Recorded data
--- Start ---
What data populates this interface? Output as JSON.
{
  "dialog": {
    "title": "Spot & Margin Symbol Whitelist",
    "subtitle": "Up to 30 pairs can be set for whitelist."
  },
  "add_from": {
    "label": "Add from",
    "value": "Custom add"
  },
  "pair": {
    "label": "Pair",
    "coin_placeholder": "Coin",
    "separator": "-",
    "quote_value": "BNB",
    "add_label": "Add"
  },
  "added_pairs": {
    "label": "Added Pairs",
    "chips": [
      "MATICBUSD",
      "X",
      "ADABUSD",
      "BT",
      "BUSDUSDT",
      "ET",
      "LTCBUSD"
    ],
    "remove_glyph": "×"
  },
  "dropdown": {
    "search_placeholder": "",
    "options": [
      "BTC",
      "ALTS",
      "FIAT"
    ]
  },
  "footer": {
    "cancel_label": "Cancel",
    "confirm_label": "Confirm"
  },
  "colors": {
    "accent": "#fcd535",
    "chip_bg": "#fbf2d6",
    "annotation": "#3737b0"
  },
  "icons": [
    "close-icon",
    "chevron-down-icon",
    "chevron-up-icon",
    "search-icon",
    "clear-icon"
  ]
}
--- End ---
Given task | Provide all the records again, word for word.

Task response |
What data populates this interface? Output as JSON.
{
  "dialog": {
    "title": "Spot & Margin Symbol Whitelist",
    "subtitle": "Up to 30 pairs can be set for whitelist."
  },
  "add_from": {
    "label": "Add from",
    "value": "Custom add"
  },
  "pair": {
    "label": "Pair",
    "coin_placeholder": "Coin",
    "separator": "-",
    "quote_value": "BNB",
    "add_label": "Add"
  },
  "added_pairs": {
    "label": "Added Pairs",
    "chips": [
      "MATICBUSD",
      "X",
      "ADABUSD",
      "BT",
      "BUSDUSDT",
      "ET",
      "LTCBUSD"
    ],
    "remove_glyph": "×"
  },
  "dropdown": {
    "search_placeholder": "",
    "options": [
      "BTC",
      "ALTS",
      "FIAT"
    ]
  },
  "footer": {
    "cancel_label": "Cancel",
    "confirm_label": "Confirm"
  },
  "colors": {
    "accent": "#fcd535",
    "chip_bg": "#fbf2d6",
    "annotation": "#3737b0"
  },
  "icons": [
    "close-icon",
    "chevron-down-icon",
    "chevron-up-icon",
    "search-icon",
    "clear-icon"
  ]
}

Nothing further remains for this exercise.